■ PROBLEM DETAILS: Leave out the pictures and transcribe everything else exactly.

■ ■ ■ ■ ■ ■ ■

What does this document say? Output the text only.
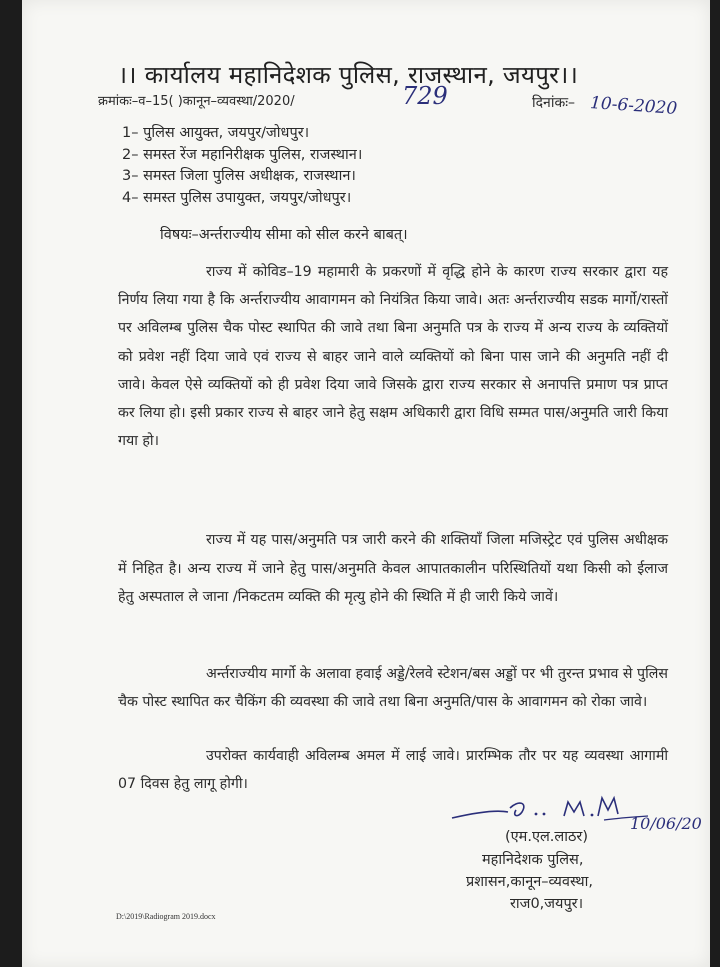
।। कार्यालय महानिदेशक पुलिस, राजस्थान, जयपुर।।
क्रमांकः–व–15( )कानून–व्यवस्था/2020/	729	दिनांकः– 10-6-2020
1– पुलिस आयुक्त, जयपुर/जोधपुर।
2– समस्त रेंज महानिरीक्षक पुलिस, राजस्थान।
3– समस्त जिला पुलिस अधीक्षक, राजस्थान।
4– समस्त पुलिस उपायुक्त, जयपुर/जोधपुर।
विषयः–अर्न्तराज्यीय सीमा को सील करने बाबत्।
राज्य में कोविड–19 महामारी के प्रकरणों में वृद्धि होने के कारण राज्य सरकार द्वारा यह निर्णय लिया गया है कि अर्न्तराज्यीय आवागमन को नियंत्रित किया जावे। अतः अर्न्तराज्यीय सडक मार्गो/रास्तों पर अविलम्ब पुलिस चैक पोस्ट स्थापित की जावे तथा बिना अनुमति पत्र के राज्य में अन्य राज्य के व्यक्तियों को प्रवेश नहीं दिया जावे एवं राज्य से बाहर जाने वाले व्यक्तियों को बिना पास जाने की अनुमति नहीं दी जावे। केवल ऐसे व्यक्तियों को ही प्रवेश दिया जावे जिसके द्वारा राज्य सरकार से अनापत्ति प्रमाण पत्र प्राप्त कर लिया हो। इसी प्रकार राज्य से बाहर जाने हेतु सक्षम अधिकारी द्वारा विधि सम्मत पास/अनुमति जारी किया गया हो।
राज्य में यह पास/अनुमति पत्र जारी करने की शक्तियाँ जिला मजिस्ट्रेट एवं पुलिस अधीक्षक में निहित है। अन्य राज्य में जाने हेतु पास/अनुमति केवल आपातकालीन परिस्थितियों यथा किसी को ईलाज हेतु अस्पताल ले जाना /निकटतम व्यक्ति की मृत्यु होने की स्थिति में ही जारी किये जावें।
अर्न्तराज्यीय मार्गो के अलावा हवाई अड्डे/रेलवे स्टेशन/बस अड्डों पर भी तुरन्त प्रभाव से पुलिस चैक पोस्ट स्थापित कर चैकिंग की व्यवस्था की जावे तथा बिना अनुमति/पास के आवागमन को रोका जावे।
उपरोक्त कार्यवाही अविलम्ब अमल में लाई जावे। प्रारम्भिक तौर पर यह व्यवस्था आगामी 07 दिवस हेतु लागू होगी।
10/06/20
(एम.एल.लाठर)
महानिदेशक पुलिस,
प्रशासन,कानून–व्यवस्था,
राज0,जयपुर।
D:\2019\Radiogram 2019.docx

■ ■ ■ ■ ■ ■ ■

■ COMPLETED TASK:
What does this document say? Output the text only.
।। कार्यालय महानिदेशक पुलिस, राजस्थान, जयपुर।।
क्रमांकः–व–15( )कानून–व्यवस्था/2020/	729	दिनांकः– 10-6-2020
1– पुलिस आयुक्त, जयपुर/जोधपुर।
2– समस्त रेंज महानिरीक्षक पुलिस, राजस्थान।
3– समस्त जिला पुलिस अधीक्षक, राजस्थान।
4– समस्त पुलिस उपायुक्त, जयपुर/जोधपुर।
विषयः–अर्न्तराज्यीय सीमा को सील करने बाबत्।
राज्य में कोविड–19 महामारी के प्रकरणों में वृद्धि होने के कारण राज्य सरकार द्वारा यह निर्णय लिया गया है कि अर्न्तराज्यीय आवागमन को नियंत्रित किया जावे। अतः अर्न्तराज्यीय सडक मार्गो/रास्तों पर अविलम्ब पुलिस चैक पोस्ट स्थापित की जावे तथा बिना अनुमति पत्र के राज्य में अन्य राज्य के व्यक्तियों को प्रवेश नहीं दिया जावे एवं राज्य से बाहर जाने वाले व्यक्तियों को बिना पास जाने की अनुमति नहीं दी जावे। केवल ऐसे व्यक्तियों को ही प्रवेश दिया जावे जिसके द्वारा राज्य सरकार से अनापत्ति प्रमाण पत्र प्राप्त कर लिया हो। इसी प्रकार राज्य से बाहर जाने हेतु सक्षम अधिकारी द्वारा विधि सम्मत पास/अनुमति जारी किया गया हो।
राज्य में यह पास/अनुमति पत्र जारी करने की शक्तियाँ जिला मजिस्ट्रेट एवं पुलिस अधीक्षक में निहित है। अन्य राज्य में जाने हेतु पास/अनुमति केवल आपातकालीन परिस्थितियों यथा किसी को ईलाज हेतु अस्पताल ले जाना /निकटतम व्यक्ति की मृत्यु होने की स्थिति में ही जारी किये जावें।
अर्न्तराज्यीय मार्गो के अलावा हवाई अड्डे/रेलवे स्टेशन/बस अड्डों पर भी तुरन्त प्रभाव से पुलिस चैक पोस्ट स्थापित कर चैकिंग की व्यवस्था की जावे तथा बिना अनुमति/पास के आवागमन को रोका जावे।
उपरोक्त कार्यवाही अविलम्ब अमल में लाई जावे। प्रारम्भिक तौर पर यह व्यवस्था आगामी 07 दिवस हेतु लागू होगी।
10/06/20
(एम.एल.लाठर)
महानिदेशक पुलिस,
प्रशासन,कानून–व्यवस्था,
राज0,जयपुर।
D:\2019\Radiogram 2019.docx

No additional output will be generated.